**Direction**
Identify the lines that include the word "JSON", then copy all of them.

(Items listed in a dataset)
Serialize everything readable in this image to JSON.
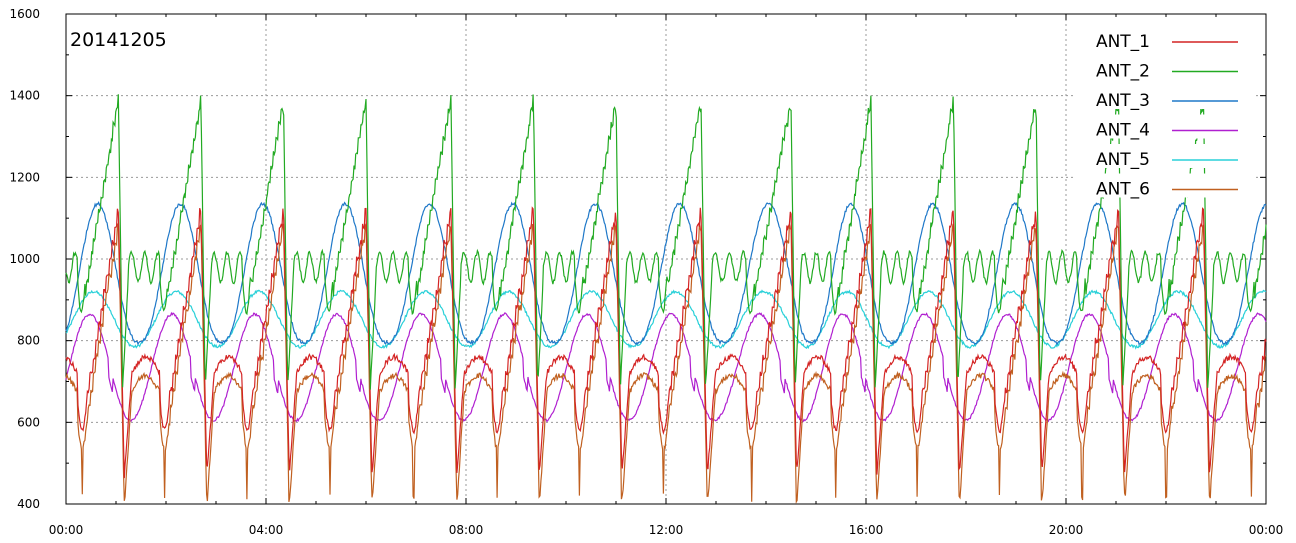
{
  "chart_data": {
    "type": "line",
    "title": "20141205",
    "xlabel": "",
    "ylabel": "",
    "x_ticks": [
      "00:00",
      "04:00",
      "08:00",
      "12:00",
      "16:00",
      "20:00",
      "00:00"
    ],
    "x_range_hours": [
      0,
      24
    ],
    "ylim": [
      400,
      1600
    ],
    "y_ticks": [
      400,
      600,
      800,
      1000,
      1200,
      1400,
      1600
    ],
    "grid": true,
    "legend_position": "top-right",
    "cycle_start_hours": [
      1.05,
      2.7,
      4.35,
      6.0,
      7.7,
      9.35,
      11.0,
      12.7,
      14.5,
      16.1,
      17.75,
      19.4,
      21.05,
      22.75
    ],
    "series": [
      {
        "name": "ANT_1",
        "color": "#d42424",
        "description": "sawtooth, peak about 1120 at each cycle start, trough about 460-480 shortly after, plateau 680-760",
        "peak": 1120,
        "trough": 470,
        "base": 720
      },
      {
        "name": "ANT_2",
        "color": "#22aa22",
        "description": "sawtooth rising to about 1380-1400 at each cycle start, dropping to about 680, ripple 900-1040",
        "peak": 1390,
        "trough": 680,
        "base": 960
      },
      {
        "name": "ANT_3",
        "color": "#1f78c8",
        "description": "smooth hump, maximum about 1120-1140 after each cycle start, minimum about 790-800",
        "peak": 1135,
        "trough": 795
      },
      {
        "name": "ANT_4",
        "color": "#b020d0",
        "description": "smooth hump, maximum about 860-870, minimum about 600",
        "peak": 865,
        "trough": 605
      },
      {
        "name": "ANT_5",
        "color": "#28d0d8",
        "description": "smooth hump, maximum about 910-930, minimum about 780-790",
        "peak": 920,
        "trough": 785
      },
      {
        "name": "ANT_6",
        "color": "#c06020",
        "description": "follows ANT_1 closely, peak about 1110, deep spikes down to about 410-420",
        "peak": 1110,
        "trough": 415,
        "base": 700
      }
    ]
  }
}
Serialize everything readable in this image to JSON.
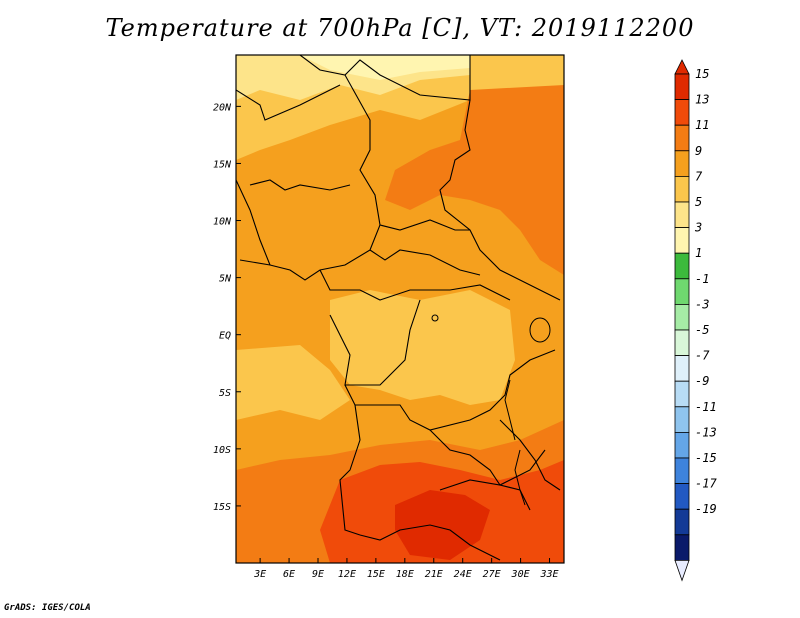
{
  "chart_data": {
    "type": "heatmap",
    "title": "Temperature at 700hPa [C], VT: 2019112200",
    "x_ticks": [
      "3E",
      "6E",
      "9E",
      "12E",
      "15E",
      "18E",
      "21E",
      "24E",
      "27E",
      "30E",
      "33E"
    ],
    "y_ticks": [
      "20N",
      "15N",
      "10N",
      "5N",
      "EQ",
      "5S",
      "10S",
      "15S"
    ],
    "xlim": [
      0.5,
      34.5
    ],
    "ylim": [
      -20,
      24.5
    ],
    "colorbar": {
      "labels": [
        "15",
        "13",
        "11",
        "9",
        "7",
        "5",
        "3",
        "1",
        "-1",
        "-3",
        "-5",
        "-7",
        "-9",
        "-11",
        "-13",
        "-15",
        "-17",
        "-19"
      ],
      "colors": [
        "#e02a00",
        "#f04b0a",
        "#f37c14",
        "#f5a01e",
        "#fbc64c",
        "#fde48a",
        "#fff5b0",
        "#3cba3c",
        "#6fd86f",
        "#a6eca6",
        "#d9f7d9",
        "#dff0fa",
        "#b8dcf5",
        "#8fc4ee",
        "#64a6e8",
        "#3e83dc",
        "#2259c2",
        "#133a96",
        "#0a1a6a"
      ],
      "under_color": "#e8ecff",
      "over_color": "#e02a00"
    },
    "grid": false
  },
  "credit": "GrADS: IGES/COLA"
}
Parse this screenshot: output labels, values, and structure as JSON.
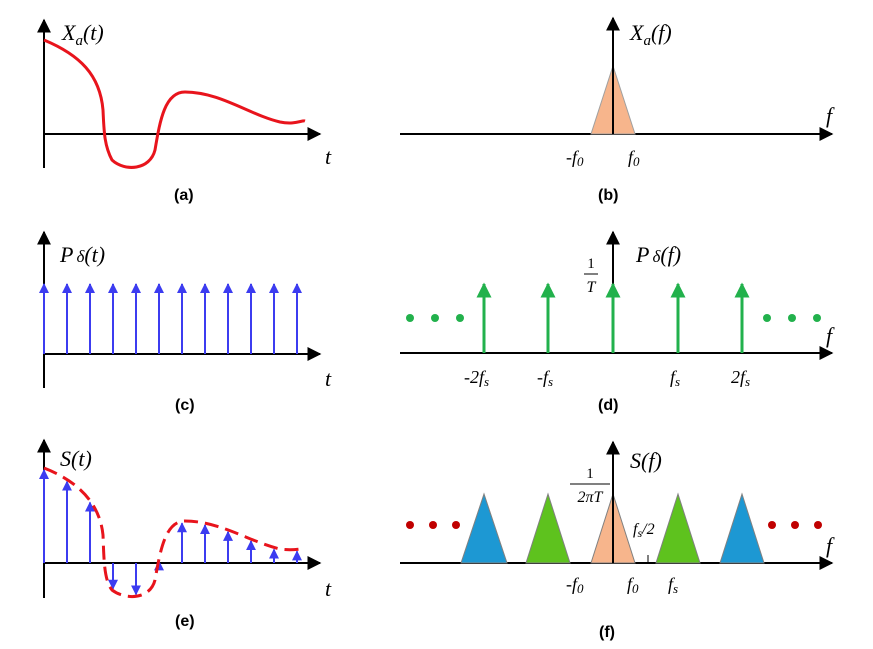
{
  "colors": {
    "signal": "#e8141c",
    "impulse": "#3c3cf0",
    "green_impulse": "#22b14c",
    "base_band": "#f7b58c",
    "replica_green": "#5ec21e",
    "replica_blue": "#1d98d3",
    "dots_green": "#22b14c",
    "dots_red": "#c00000"
  },
  "panels": {
    "a": {
      "caption": "(a)",
      "ylabel_main": "X",
      "ylabel_sub": "a",
      "ylabel_arg": "(t)",
      "xlabel": "t"
    },
    "b": {
      "caption": "(b)",
      "ylabel_main": "X",
      "ylabel_sub": "a",
      "ylabel_arg": "(f)",
      "xlabel": "f",
      "tick_neg_main": "-f",
      "tick_neg_sub": "0",
      "tick_pos_main": "f",
      "tick_pos_sub": "0"
    },
    "c": {
      "caption": "(c)",
      "ylabel_main": "P",
      "ylabel_delta": "δ",
      "ylabel_arg": "(t)",
      "xlabel": "t",
      "impulse_count": 12
    },
    "d": {
      "caption": "(d)",
      "ylabel_main": "P",
      "ylabel_delta": "δ",
      "ylabel_arg": "(f)",
      "xlabel": "f",
      "height_num": "1",
      "height_den": "T",
      "ticks": [
        {
          "main": "-2f",
          "sub": "s"
        },
        {
          "main": "-f",
          "sub": "s"
        },
        {
          "main": "f",
          "sub": "s"
        },
        {
          "main": "2f",
          "sub": "s"
        }
      ]
    },
    "e": {
      "caption": "(e)",
      "ylabel": "S(t)",
      "xlabel": "t"
    },
    "f": {
      "caption": "(f)",
      "ylabel": "S(f)",
      "xlabel": "f",
      "height_num": "1",
      "height_den": "2πT",
      "half_main": "f",
      "half_sub": "s",
      "half_tail": "/2",
      "tick_neg_main": "-f",
      "tick_neg_sub": "0",
      "tick_pos_main": "f",
      "tick_pos_sub": "0",
      "tick_fs_main": "f",
      "tick_fs_sub": "s"
    }
  }
}
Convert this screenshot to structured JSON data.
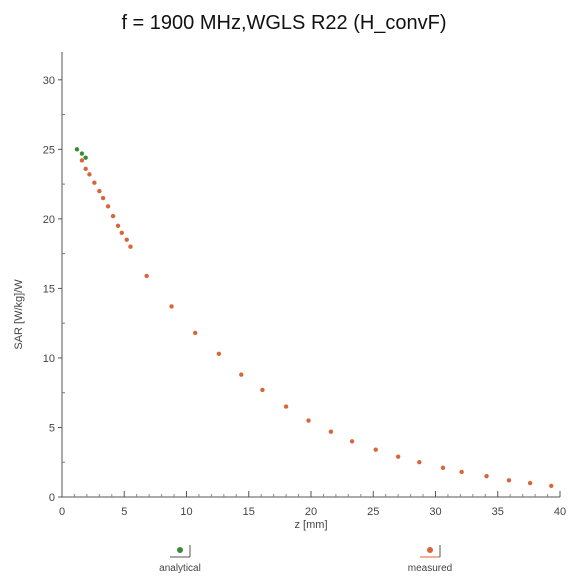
{
  "chart_data": {
    "type": "scatter",
    "title": "f = 1900 MHz,WGLS R22 (H_convF)",
    "xlabel": "z [mm]",
    "ylabel": "SAR [W/kg]/W",
    "xlim": [
      0,
      40
    ],
    "ylim": [
      0,
      32
    ],
    "xticks": [
      0,
      5,
      10,
      15,
      20,
      25,
      30,
      35,
      40
    ],
    "yticks": [
      0,
      5,
      10,
      15,
      20,
      25,
      30
    ],
    "grid": false,
    "legend_position": "bottom",
    "series": [
      {
        "name": "analytical",
        "color": "#3a8a3a",
        "x": [
          1.2,
          1.6,
          1.9
        ],
        "y": [
          25.0,
          24.7,
          24.4
        ]
      },
      {
        "name": "measured",
        "color": "#d9663a",
        "x": [
          1.6,
          1.9,
          2.2,
          2.6,
          3.0,
          3.3,
          3.7,
          4.1,
          4.5,
          4.8,
          5.2,
          5.5,
          6.8,
          8.8,
          10.7,
          12.6,
          14.4,
          16.1,
          18.0,
          19.8,
          21.6,
          23.3,
          25.2,
          27.0,
          28.7,
          30.6,
          32.1,
          34.1,
          35.9,
          37.6,
          39.3
        ],
        "y": [
          24.2,
          23.6,
          23.2,
          22.6,
          22.0,
          21.5,
          20.9,
          20.2,
          19.5,
          19.0,
          18.5,
          18.0,
          15.9,
          13.7,
          11.8,
          10.3,
          8.8,
          7.7,
          6.5,
          5.5,
          4.7,
          4.0,
          3.4,
          2.9,
          2.5,
          2.1,
          1.8,
          1.5,
          1.2,
          1.0,
          0.8
        ]
      }
    ]
  }
}
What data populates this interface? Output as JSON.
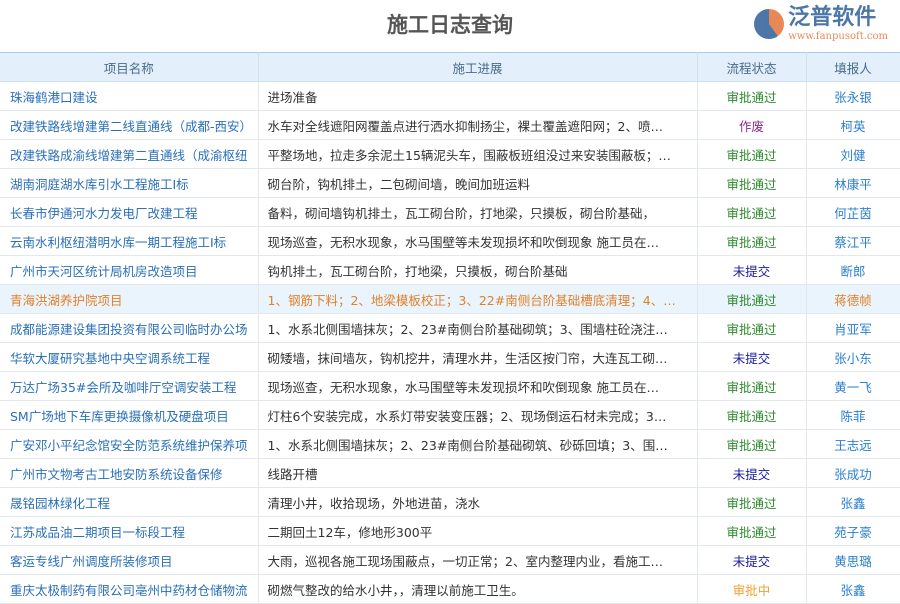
{
  "title": "施工日志查询",
  "columns": [
    "项目名称",
    "施工进展",
    "流程状态",
    "填报人"
  ],
  "status_colors": {
    "审批通过": "#2e8b2e",
    "作废": "#8b2a8b",
    "未提交": "#1a1a9e",
    "审批中": "#f0a030"
  },
  "rows": [
    {
      "name": "珠海鹤港口建设",
      "progress": "进场准备",
      "status": "审批通过",
      "reporter": "张永银"
    },
    {
      "name": "改建铁路线增建第二线直通线（成都-西安）",
      "progress": "水车对全线遮阳网覆盖点进行洒水抑制扬尘，裸土覆盖遮阳网；2、喷…",
      "status": "作废",
      "reporter": "柯英"
    },
    {
      "name": "改建铁路成渝线增建第二直通线（成渝枢纽",
      "progress": "平整场地，拉走多余泥土15辆泥头车，围蔽板班组没过来安装围蔽板；…",
      "status": "审批通过",
      "reporter": "刘健"
    },
    {
      "name": "湖南洞庭湖水库引水工程施工I标",
      "progress": "砌台阶，钩机排土，二包砌间墙，晚间加班运料",
      "status": "审批通过",
      "reporter": "林康平"
    },
    {
      "name": "长春市伊通河水力发电厂改建工程",
      "progress": "备料，砌间墙钩机排土，瓦工砌台阶，打地梁，只摸板，砌台阶基础，",
      "status": "审批通过",
      "reporter": "何芷茵"
    },
    {
      "name": "云南水利枢纽潜明水库一期工程施工I标",
      "progress": "现场巡查，无积水现象，水马围壁等未发现损坏和吹倒现象 施工员在…",
      "status": "审批通过",
      "reporter": "蔡江平"
    },
    {
      "name": "广州市天河区统计局机房改造项目",
      "progress": "钩机排土，瓦工砌台阶，打地梁，只摸板，砌台阶基础",
      "status": "未提交",
      "reporter": "断郎"
    },
    {
      "name": "青海洪湖养护院项目",
      "progress": "1、钢筋下料；2、地梁模板校正；3、22#南侧台阶基础槽底清理；4、…",
      "status": "审批通过",
      "reporter": "蒋德帧",
      "highlight": true
    },
    {
      "name": "成都能源建设集团投资有限公司临时办公场",
      "progress": "1、水系北侧围墙抹灰；2、23#南侧台阶基础砌筑；3、围墙柱砼浇注…",
      "status": "审批通过",
      "reporter": "肖亚军"
    },
    {
      "name": "华软大厦研究基地中央空调系统工程",
      "progress": "砌矮墙，抹间墙灰，钩机挖井，清理水井，生活区按门帘，大连瓦工砌…",
      "status": "未提交",
      "reporter": "张小东"
    },
    {
      "name": "万达广场35#会所及咖啡厅空调安装工程",
      "progress": "现场巡查，无积水现象，水马围壁等未发现损坏和吹倒现象 施工员在…",
      "status": "审批通过",
      "reporter": "黄一飞"
    },
    {
      "name": "SM广场地下车库更换摄像机及硬盘项目",
      "progress": "灯柱6个安装完成，水系灯带安装变压器；2、现场倒运石材未完成；3…",
      "status": "审批通过",
      "reporter": "陈菲"
    },
    {
      "name": "广安邓小平纪念馆安全防范系统维护保养项",
      "progress": "1、水系北侧围墙抹灰；2、23#南侧台阶基础砌筑、砂砾回填；3、围…",
      "status": "审批通过",
      "reporter": "王志远"
    },
    {
      "name": "广州市文物考古工地安防系统设备保修",
      "progress": "线路开槽",
      "status": "未提交",
      "reporter": "张成功"
    },
    {
      "name": "晟铭园林绿化工程",
      "progress": "清理小井，收拾现场，外地进苗，浇水",
      "status": "审批通过",
      "reporter": "张鑫"
    },
    {
      "name": "江苏成品油二期项目一标段工程",
      "progress": "二期回土12车，修地形300平",
      "status": "审批通过",
      "reporter": "苑子豪"
    },
    {
      "name": "客运专线广州调度所装修项目",
      "progress": "大雨，巡视各施工现场围蔽点，一切正常；2、室内整理内业，看施工…",
      "status": "未提交",
      "reporter": "黄思璐"
    },
    {
      "name": "重庆太极制药有限公司亳州中药材仓储物流",
      "progress": "砌燃气整改的给水小井，，清理以前施工卫生。",
      "status": "审批中",
      "reporter": "张鑫"
    }
  ],
  "watermark": {
    "brand": "泛普软件",
    "url": "www.fanpusoft.com"
  }
}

**Output**
Serialize everything readable in this image to JSON.
Serialize everything readable in this image to JSON.
Parse this screenshot: output labels, values, and structure as JSON.
Convert this screenshot to structured JSON data.
What data populates this interface? Output as JSON.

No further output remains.